• **Directions for this task**
Show each line that has the string "accent" in it.
-*-
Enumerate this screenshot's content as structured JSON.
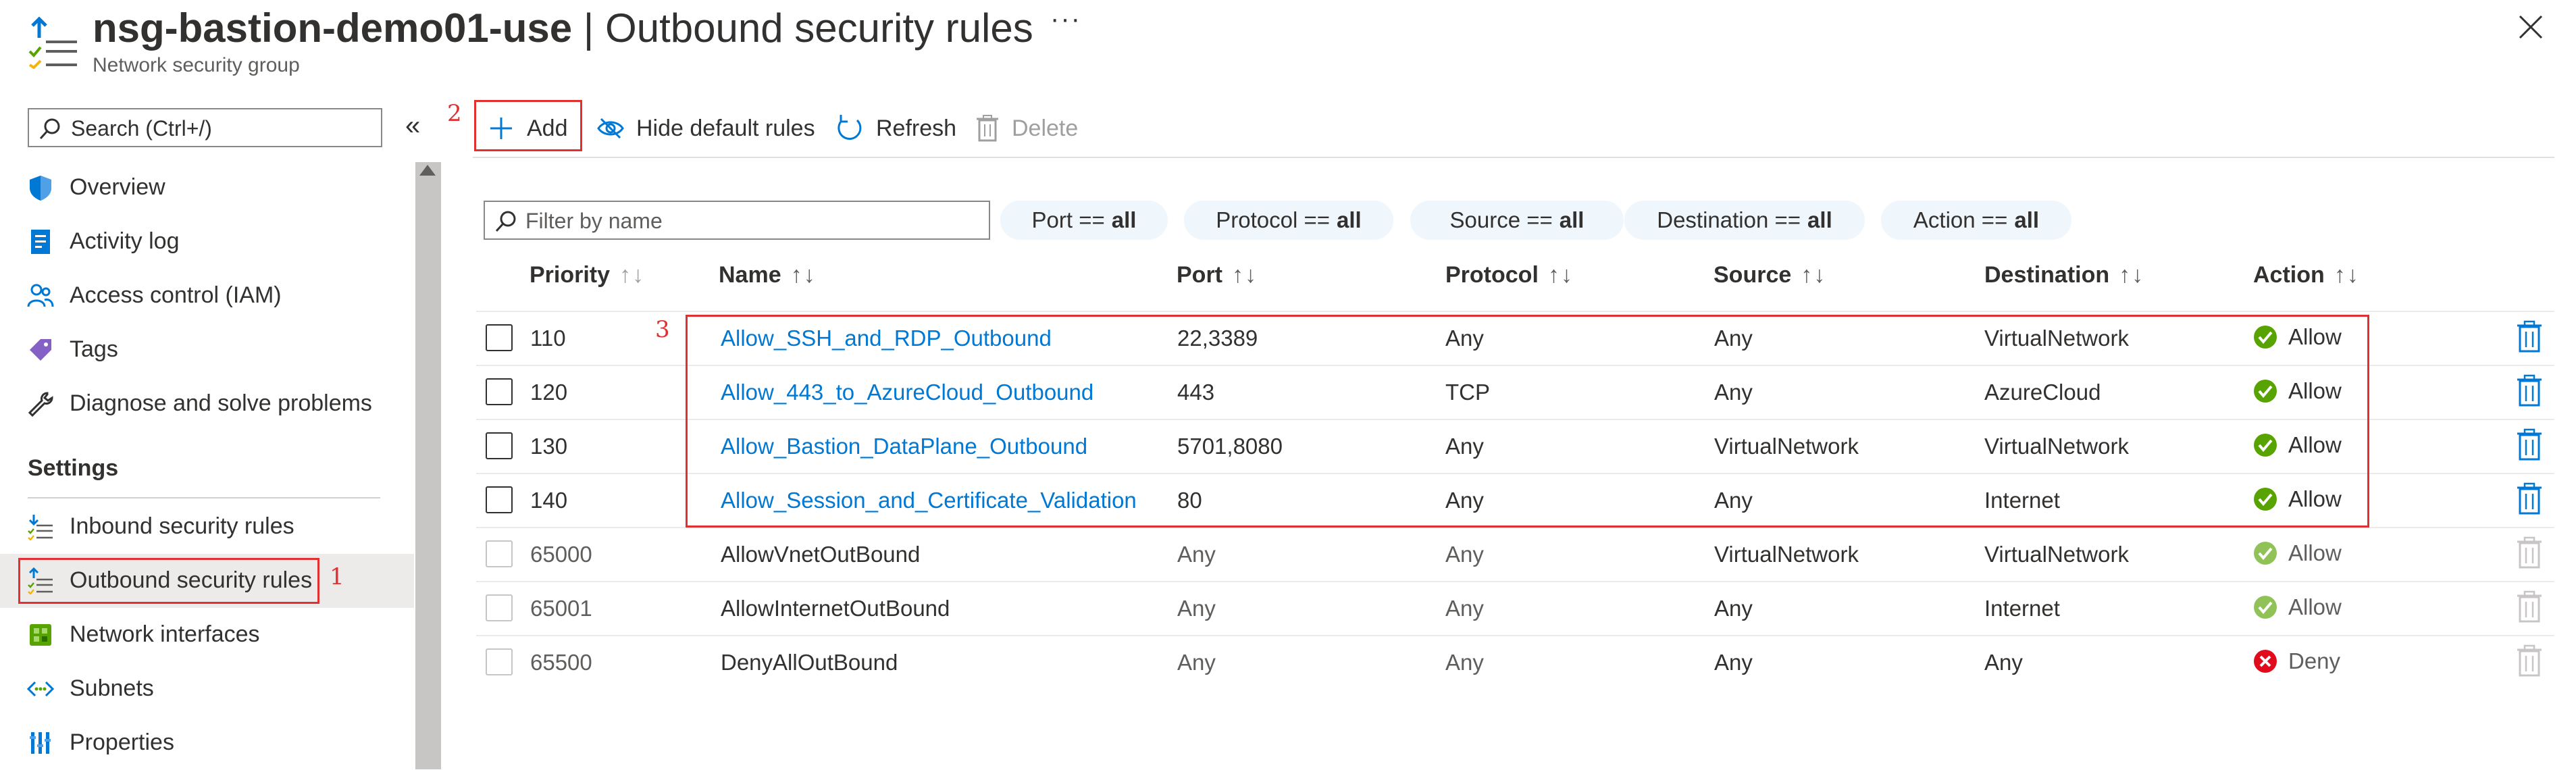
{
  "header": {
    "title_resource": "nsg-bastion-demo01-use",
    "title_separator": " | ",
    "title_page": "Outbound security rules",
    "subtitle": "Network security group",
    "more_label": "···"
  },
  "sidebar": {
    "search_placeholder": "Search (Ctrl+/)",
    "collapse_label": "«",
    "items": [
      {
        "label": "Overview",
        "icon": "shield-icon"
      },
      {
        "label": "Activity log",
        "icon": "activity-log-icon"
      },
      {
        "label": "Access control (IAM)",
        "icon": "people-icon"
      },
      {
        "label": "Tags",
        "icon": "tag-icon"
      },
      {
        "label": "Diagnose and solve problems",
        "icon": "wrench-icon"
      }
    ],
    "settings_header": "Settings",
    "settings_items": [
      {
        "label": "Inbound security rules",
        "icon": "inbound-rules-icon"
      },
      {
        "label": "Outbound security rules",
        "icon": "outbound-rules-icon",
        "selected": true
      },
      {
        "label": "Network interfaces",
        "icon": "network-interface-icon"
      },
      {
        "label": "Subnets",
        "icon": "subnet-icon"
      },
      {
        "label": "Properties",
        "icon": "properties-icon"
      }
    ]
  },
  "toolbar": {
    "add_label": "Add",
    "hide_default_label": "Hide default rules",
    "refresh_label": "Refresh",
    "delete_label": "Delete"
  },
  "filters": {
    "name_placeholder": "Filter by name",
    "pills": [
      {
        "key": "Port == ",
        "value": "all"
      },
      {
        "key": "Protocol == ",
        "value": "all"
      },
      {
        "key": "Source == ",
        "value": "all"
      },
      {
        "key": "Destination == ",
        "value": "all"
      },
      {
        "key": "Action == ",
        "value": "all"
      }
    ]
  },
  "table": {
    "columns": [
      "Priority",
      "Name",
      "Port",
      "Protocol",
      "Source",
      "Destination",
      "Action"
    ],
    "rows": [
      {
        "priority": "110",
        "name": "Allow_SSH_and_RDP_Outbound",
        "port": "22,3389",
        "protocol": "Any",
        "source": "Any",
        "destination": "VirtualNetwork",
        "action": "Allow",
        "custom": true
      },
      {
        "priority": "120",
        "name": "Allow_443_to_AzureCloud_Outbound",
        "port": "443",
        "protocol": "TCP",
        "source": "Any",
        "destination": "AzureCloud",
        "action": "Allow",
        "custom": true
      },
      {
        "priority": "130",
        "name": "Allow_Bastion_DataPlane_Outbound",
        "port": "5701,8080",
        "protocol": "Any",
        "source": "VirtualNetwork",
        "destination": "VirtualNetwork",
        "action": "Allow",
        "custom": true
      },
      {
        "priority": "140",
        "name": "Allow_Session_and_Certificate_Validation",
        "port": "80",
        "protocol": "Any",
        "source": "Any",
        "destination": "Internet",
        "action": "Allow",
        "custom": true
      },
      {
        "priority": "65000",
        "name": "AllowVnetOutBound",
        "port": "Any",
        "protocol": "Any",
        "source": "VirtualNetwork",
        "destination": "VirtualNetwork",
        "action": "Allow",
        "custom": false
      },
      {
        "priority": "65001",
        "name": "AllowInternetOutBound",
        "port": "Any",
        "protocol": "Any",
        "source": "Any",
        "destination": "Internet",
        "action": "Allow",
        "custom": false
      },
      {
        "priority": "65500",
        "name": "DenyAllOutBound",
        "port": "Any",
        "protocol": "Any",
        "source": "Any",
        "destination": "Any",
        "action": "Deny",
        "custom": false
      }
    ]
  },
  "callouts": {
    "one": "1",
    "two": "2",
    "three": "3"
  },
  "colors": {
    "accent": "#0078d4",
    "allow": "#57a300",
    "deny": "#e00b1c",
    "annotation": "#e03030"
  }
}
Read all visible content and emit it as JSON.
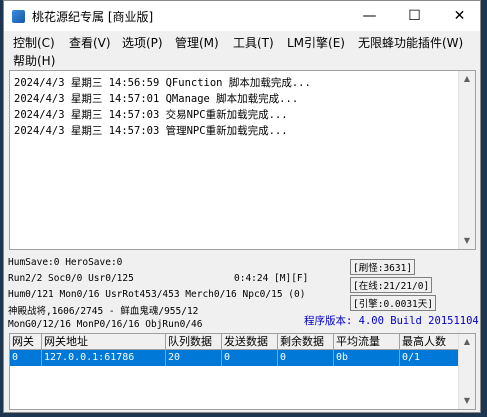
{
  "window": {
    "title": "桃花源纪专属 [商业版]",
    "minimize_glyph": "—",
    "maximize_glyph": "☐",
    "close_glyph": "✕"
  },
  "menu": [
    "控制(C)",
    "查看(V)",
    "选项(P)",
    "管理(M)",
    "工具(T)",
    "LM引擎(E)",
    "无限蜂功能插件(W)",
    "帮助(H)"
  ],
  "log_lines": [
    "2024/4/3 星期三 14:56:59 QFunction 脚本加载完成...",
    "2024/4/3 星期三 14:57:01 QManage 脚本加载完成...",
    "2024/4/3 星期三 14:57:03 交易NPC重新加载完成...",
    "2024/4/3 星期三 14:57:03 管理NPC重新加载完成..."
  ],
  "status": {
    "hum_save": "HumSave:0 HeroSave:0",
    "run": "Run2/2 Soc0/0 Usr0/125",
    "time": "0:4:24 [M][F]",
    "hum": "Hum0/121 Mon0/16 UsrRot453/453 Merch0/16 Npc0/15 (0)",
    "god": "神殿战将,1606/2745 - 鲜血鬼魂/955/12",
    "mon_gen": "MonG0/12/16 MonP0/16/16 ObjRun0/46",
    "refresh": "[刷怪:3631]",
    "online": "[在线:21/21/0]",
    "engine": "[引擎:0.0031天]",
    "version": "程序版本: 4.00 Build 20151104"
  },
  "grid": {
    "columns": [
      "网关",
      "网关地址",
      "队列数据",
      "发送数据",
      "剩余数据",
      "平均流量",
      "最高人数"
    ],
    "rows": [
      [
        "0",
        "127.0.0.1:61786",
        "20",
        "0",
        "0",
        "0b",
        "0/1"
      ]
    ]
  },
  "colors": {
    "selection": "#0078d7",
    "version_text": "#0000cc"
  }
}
-*-
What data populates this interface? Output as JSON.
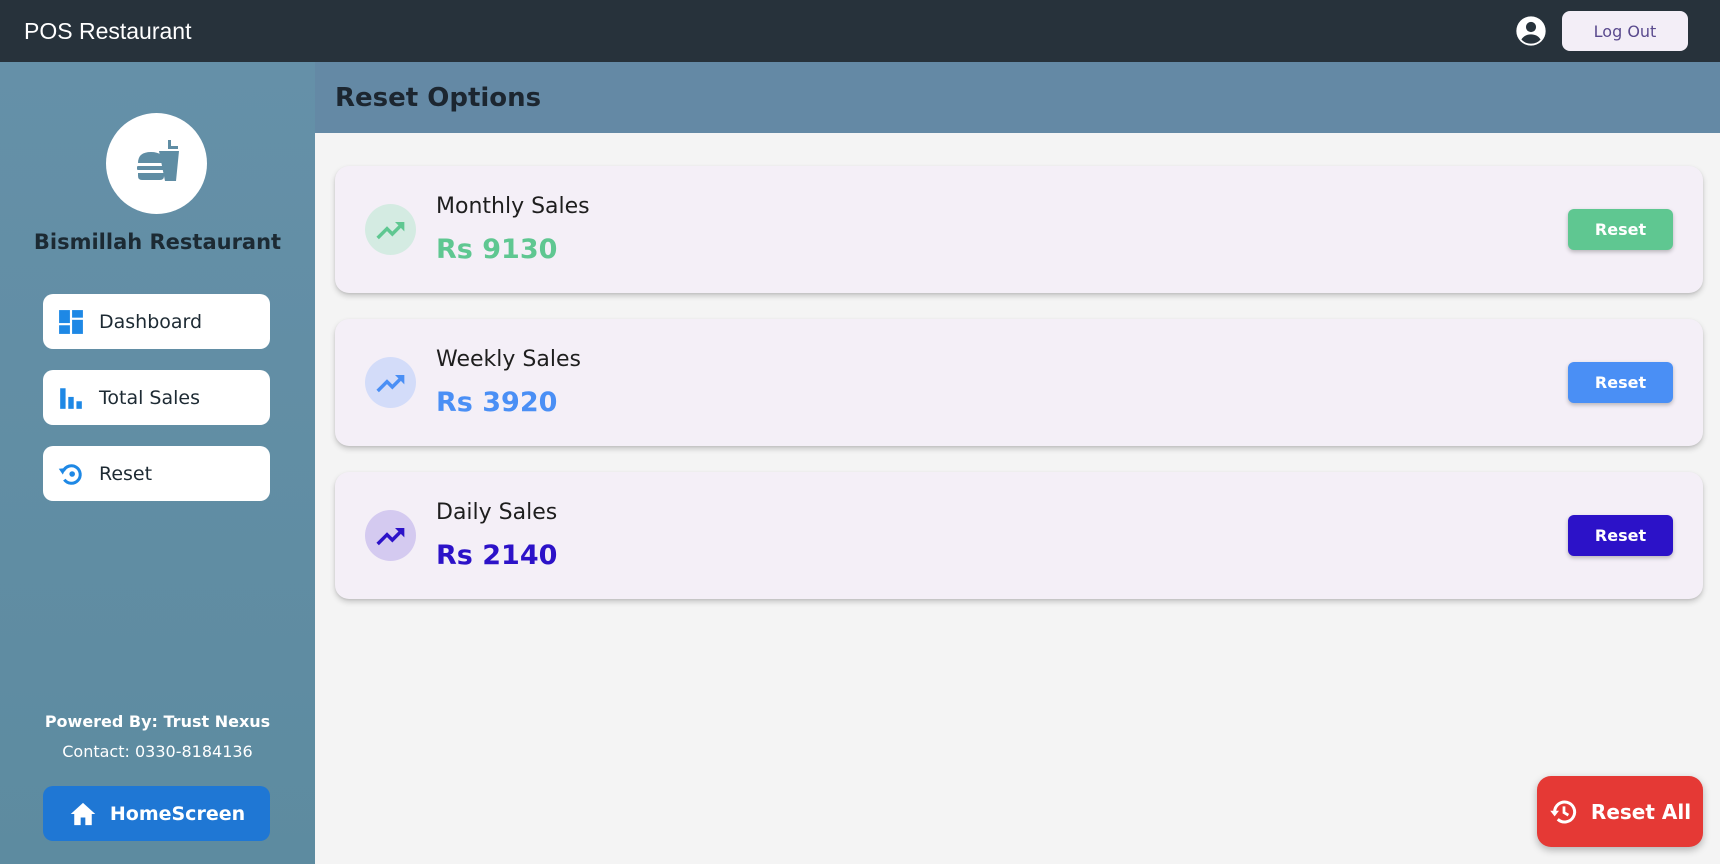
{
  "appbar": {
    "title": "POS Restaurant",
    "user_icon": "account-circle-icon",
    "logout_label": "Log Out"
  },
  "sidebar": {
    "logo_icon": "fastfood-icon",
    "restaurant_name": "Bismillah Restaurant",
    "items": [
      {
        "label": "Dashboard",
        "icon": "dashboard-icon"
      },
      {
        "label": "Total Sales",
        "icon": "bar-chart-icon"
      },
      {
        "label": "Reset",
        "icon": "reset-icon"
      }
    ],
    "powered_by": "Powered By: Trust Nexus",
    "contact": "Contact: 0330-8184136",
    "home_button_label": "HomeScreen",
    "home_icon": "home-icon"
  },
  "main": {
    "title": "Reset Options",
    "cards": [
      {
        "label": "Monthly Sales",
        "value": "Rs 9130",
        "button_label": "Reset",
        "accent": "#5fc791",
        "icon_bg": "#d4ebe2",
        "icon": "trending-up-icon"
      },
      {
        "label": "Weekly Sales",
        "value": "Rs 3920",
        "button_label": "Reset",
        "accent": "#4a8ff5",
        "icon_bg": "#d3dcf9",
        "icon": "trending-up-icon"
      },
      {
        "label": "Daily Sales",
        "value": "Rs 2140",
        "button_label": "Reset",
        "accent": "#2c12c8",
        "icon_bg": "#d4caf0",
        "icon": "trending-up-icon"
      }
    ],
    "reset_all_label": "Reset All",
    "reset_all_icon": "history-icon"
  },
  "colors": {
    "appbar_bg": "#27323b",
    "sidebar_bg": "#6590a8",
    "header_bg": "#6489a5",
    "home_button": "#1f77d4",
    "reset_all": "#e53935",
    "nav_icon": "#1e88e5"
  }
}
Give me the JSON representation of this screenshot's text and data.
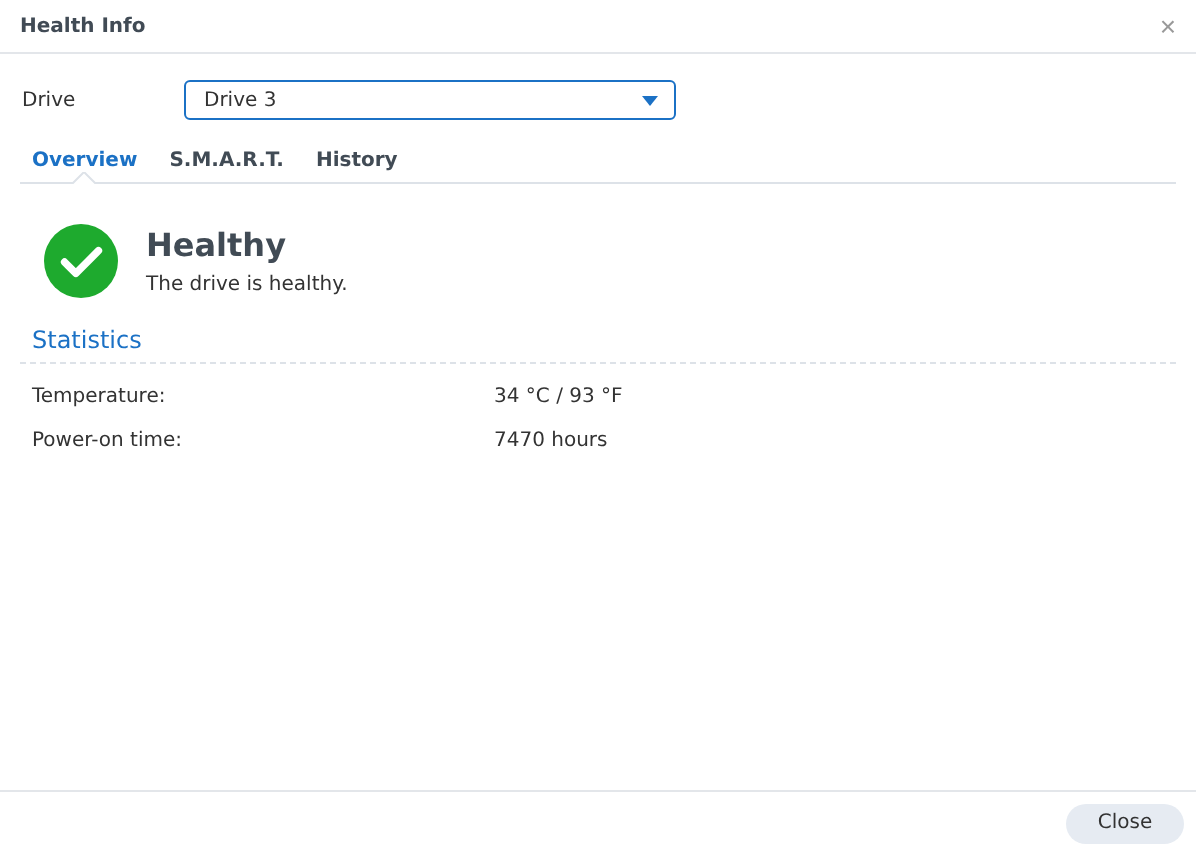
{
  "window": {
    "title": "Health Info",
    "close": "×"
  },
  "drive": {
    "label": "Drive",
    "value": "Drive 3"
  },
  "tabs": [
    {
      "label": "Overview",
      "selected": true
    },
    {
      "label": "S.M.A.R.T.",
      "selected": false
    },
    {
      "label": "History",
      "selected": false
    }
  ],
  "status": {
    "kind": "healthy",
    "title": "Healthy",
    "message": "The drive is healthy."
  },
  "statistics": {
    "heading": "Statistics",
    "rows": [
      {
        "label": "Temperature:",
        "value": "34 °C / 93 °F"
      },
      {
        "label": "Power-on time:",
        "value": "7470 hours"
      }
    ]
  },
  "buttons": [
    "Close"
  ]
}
-*-
• **Solution for this task**
    "accent": "#0078d4",
        "accent": "#5fc791",
        "accent": "#4a8ff5",
        "accent": "#2c12c8",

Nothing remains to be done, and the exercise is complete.